STATED PROBLEM:
Write out the entire listing below exactly as it appears, minus any pictures.

DATASET RECORDS:
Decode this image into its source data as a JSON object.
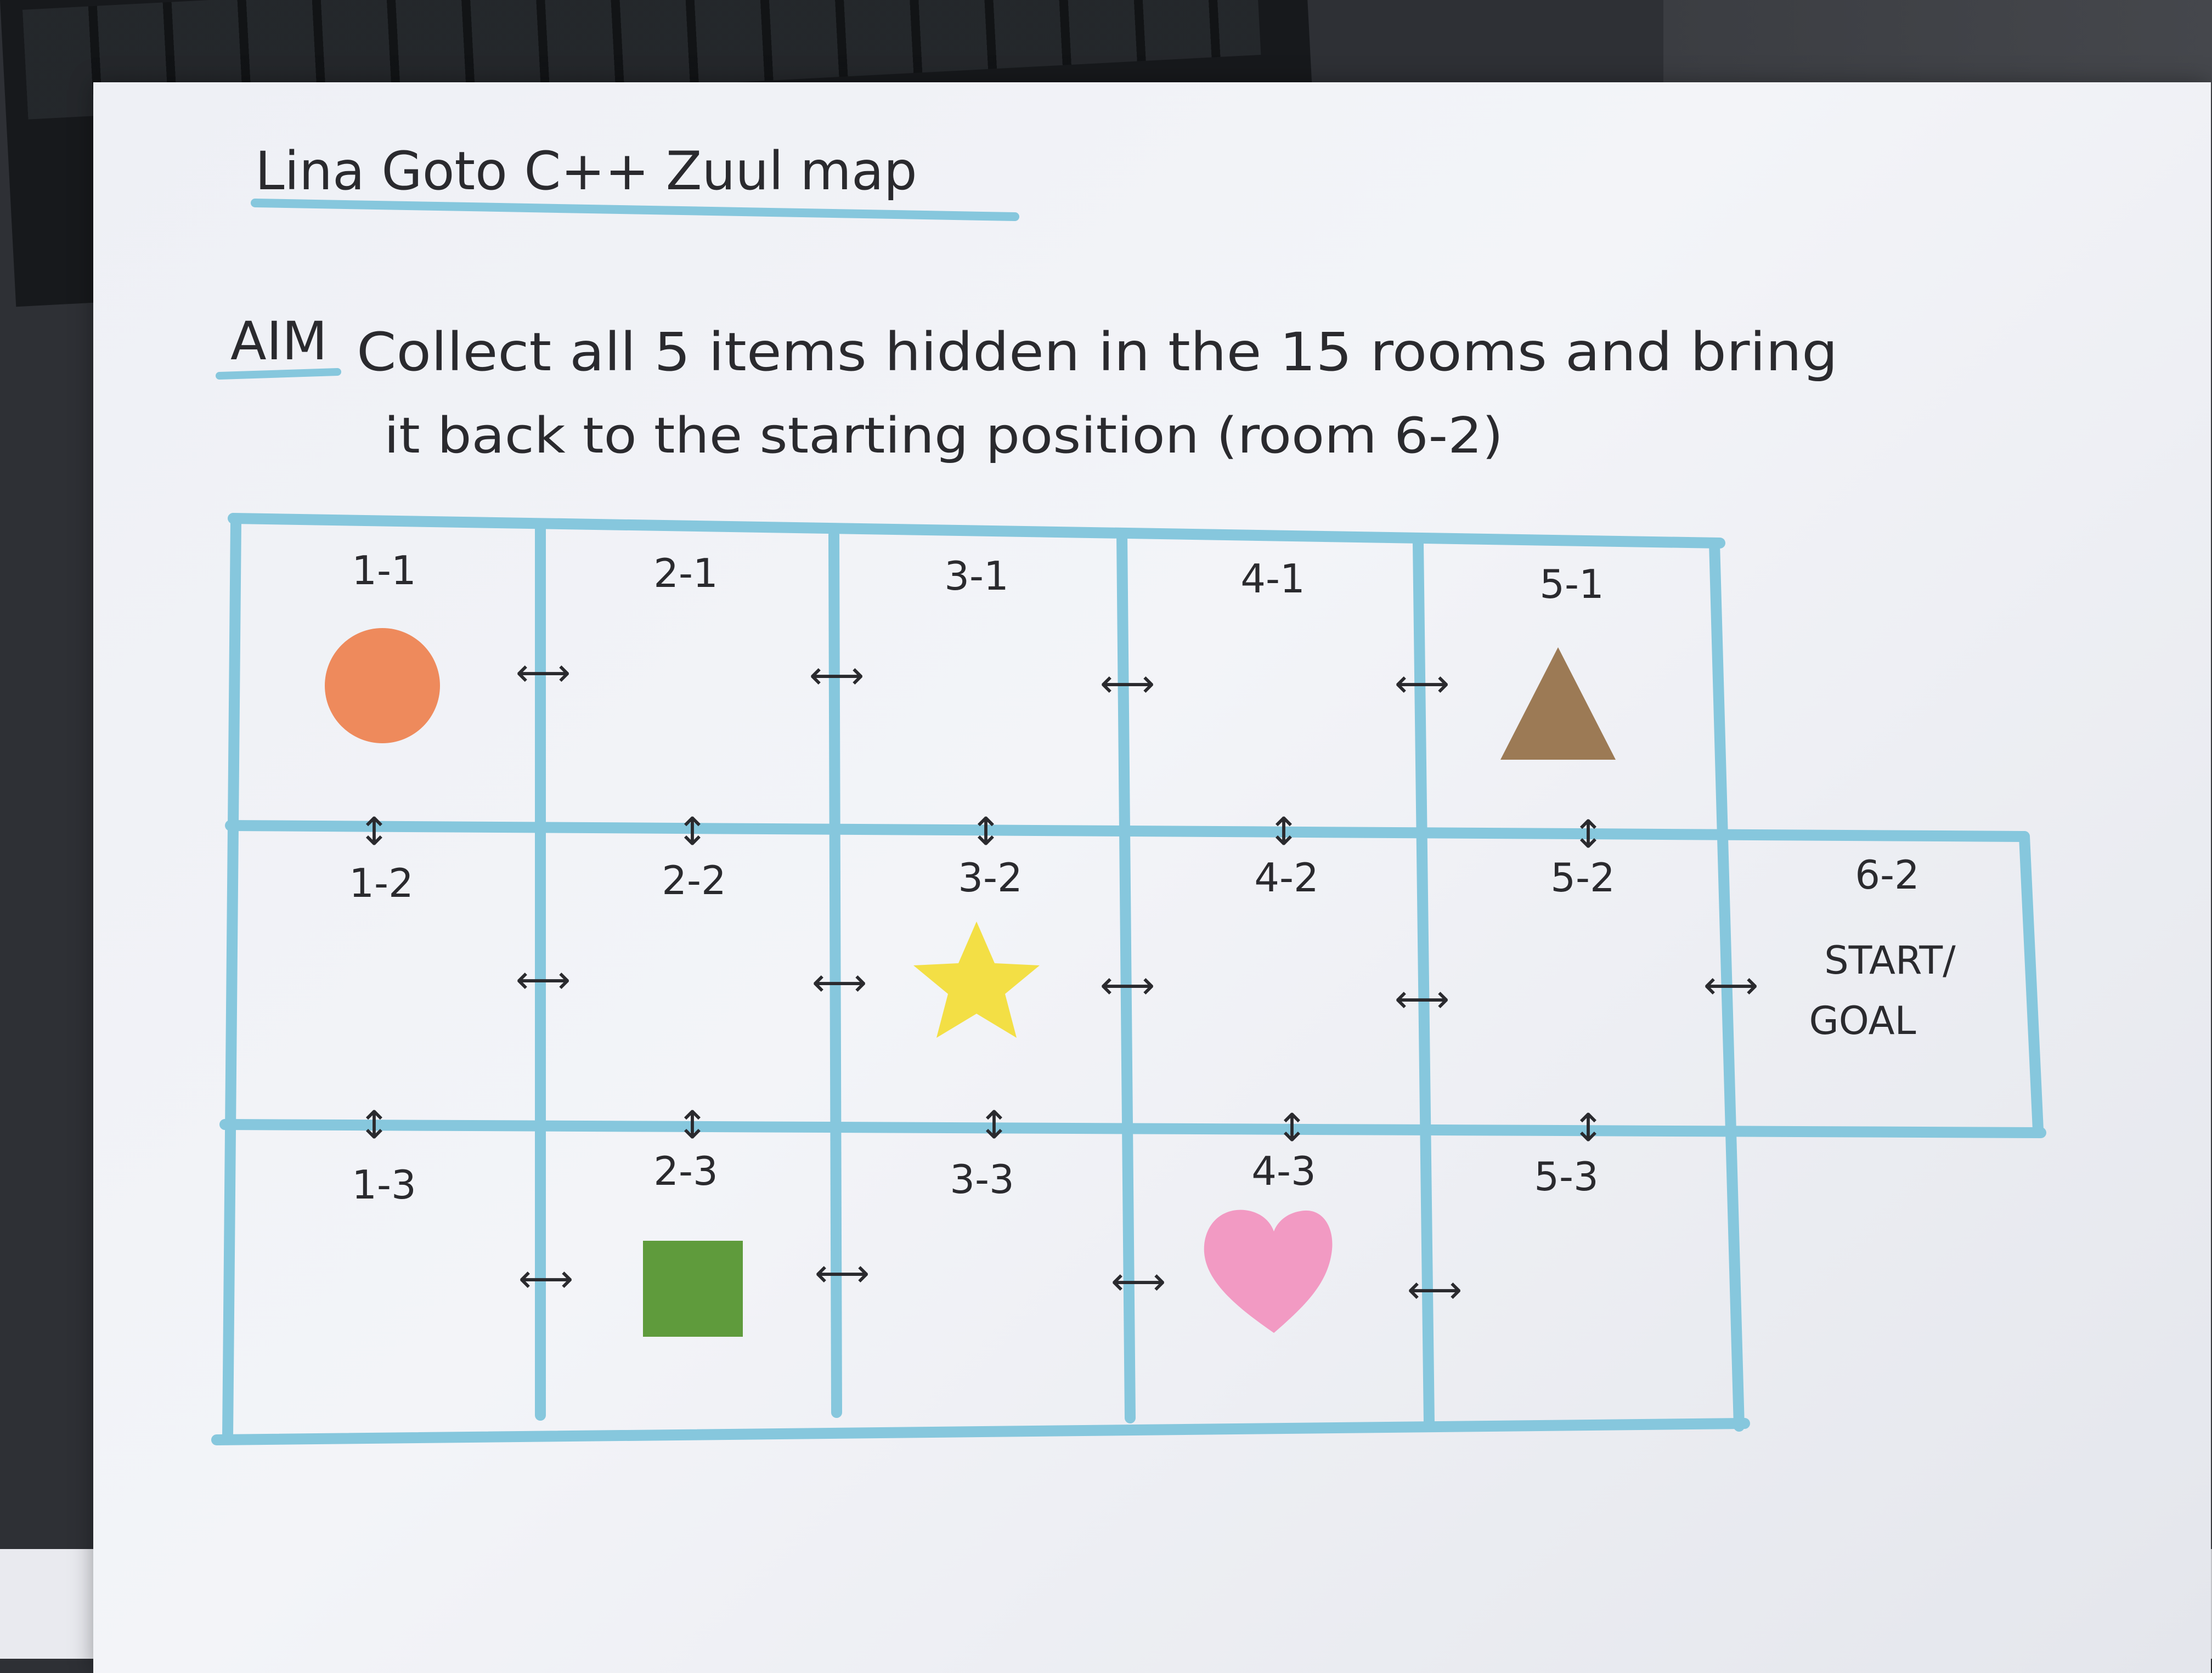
{
  "title": "Lina Goto   C++   Zuul map",
  "aim_label": "AIM",
  "aim_line1": "Collect all 5 items hidden in the 15 rooms and bring",
  "aim_line2": "it back to the starting position (room 6-2)",
  "colors": {
    "grid": "#86c7dd",
    "ink": "#2a2a2e",
    "circle": "#ee8a5c",
    "triangle": "#9c7a55",
    "star": "#f3df45",
    "square": "#5f9b3c",
    "heart": "#f29ac3"
  },
  "rooms": [
    {
      "id": "1-1",
      "item": "circle"
    },
    {
      "id": "2-1",
      "item": null
    },
    {
      "id": "3-1",
      "item": null
    },
    {
      "id": "4-1",
      "item": null
    },
    {
      "id": "5-1",
      "item": "triangle"
    },
    {
      "id": "1-2",
      "item": null
    },
    {
      "id": "2-2",
      "item": null
    },
    {
      "id": "3-2",
      "item": "star"
    },
    {
      "id": "4-2",
      "item": null
    },
    {
      "id": "5-2",
      "item": null
    },
    {
      "id": "6-2",
      "item": null,
      "note_line1": "START/",
      "note_line2": "GOAL"
    },
    {
      "id": "1-3",
      "item": null
    },
    {
      "id": "2-3",
      "item": "square"
    },
    {
      "id": "3-3",
      "item": null
    },
    {
      "id": "4-3",
      "item": "heart"
    },
    {
      "id": "5-3",
      "item": null
    }
  ],
  "arrows": {
    "horizontal": "⟷",
    "vertical": "↕"
  }
}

REPLY TO THE TASK:
Decode this image into its source data as a JSON object.
{
  "title": "Lina Goto   C++   Zuul map",
  "aim_label": "AIM",
  "aim_line1": "Collect all 5 items hidden in the 15 rooms and bring",
  "aim_line2": "it back to the starting position (room 6-2)",
  "colors": {
    "grid": "#86c7dd",
    "ink": "#2a2a2e",
    "circle": "#ee8a5c",
    "triangle": "#9c7a55",
    "star": "#f3df45",
    "square": "#5f9b3c",
    "heart": "#f29ac3"
  },
  "rooms": [
    {
      "id": "1-1",
      "item": "circle"
    },
    {
      "id": "2-1",
      "item": null
    },
    {
      "id": "3-1",
      "item": null
    },
    {
      "id": "4-1",
      "item": null
    },
    {
      "id": "5-1",
      "item": "triangle"
    },
    {
      "id": "1-2",
      "item": null
    },
    {
      "id": "2-2",
      "item": null
    },
    {
      "id": "3-2",
      "item": "star"
    },
    {
      "id": "4-2",
      "item": null
    },
    {
      "id": "5-2",
      "item": null
    },
    {
      "id": "6-2",
      "item": null,
      "note_line1": "START/",
      "note_line2": "GOAL"
    },
    {
      "id": "1-3",
      "item": null
    },
    {
      "id": "2-3",
      "item": "square"
    },
    {
      "id": "3-3",
      "item": null
    },
    {
      "id": "4-3",
      "item": "heart"
    },
    {
      "id": "5-3",
      "item": null
    }
  ],
  "arrows": {
    "horizontal": "⟷",
    "vertical": "↕"
  }
}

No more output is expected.